— 任务内容 —
更新下方这篇 BeautifulSoup 说明中从“- attrs: 属性字典。”一直到“- 查找所有符合条件的标签，返回列表。”的全部内容：将“文字内容”改为“文本内容”，然后写出改好的这一段。

— 摘录 —
====

BeautifulSoup 常用方法

一、查找元素

1. 基本查找

.find(name, attrs, recursive, text)
- 查找第一个符合条件的标签。
- 参数：
  - name: 标签名（字符串、列表或正则表达式）。
  - attrs: 属性字典。
  - recursive: 是否递归查找，默认为 True。
  - text: 标签内的文字内容。
- 示例：soup.find('a', {'class': 'link'})
.find_all(name, attrs, recursive, text)
- 查找所有符合条件的标签，返回列表。
- 参数同上。
- 示例：soup.find_all(['p', 'div'])

2. 基于 CSS 选择器

.select(selector)
- 根据 CSS 选择器查找第一个元素。
- 示例：soup.select('a[href]')[0]
.select_all(selector) 或 find_all()
- 根据 CSS 选择器查找所有符合条件的元素，返回列表。
- 示例：soup.select('.container')

二、筛选元素

1. 标签名

查找特定标签：

# 查找所有 <p> 标签
paragraphs = soup.find_all('p')

2. 属性

根据属性值筛选：

# 查找所有具有 class="link" 的 <a> 标签
links = soup.find_all('a', {'class': 'link'})

====

— 所给材料 —
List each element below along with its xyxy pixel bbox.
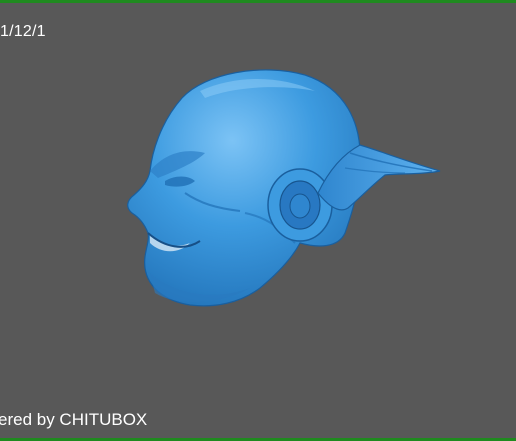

====

— 完成结果 —
- attrs: 属性字典。
  - recursive: 是否递归查找，默认为 True。
  - text: 标签内的文本内容。
- 示例：soup.find('a', {'class': 'link'})
.find_all(name, attrs, recursive, text)
- 查找所有符合条件的标签，返回列表。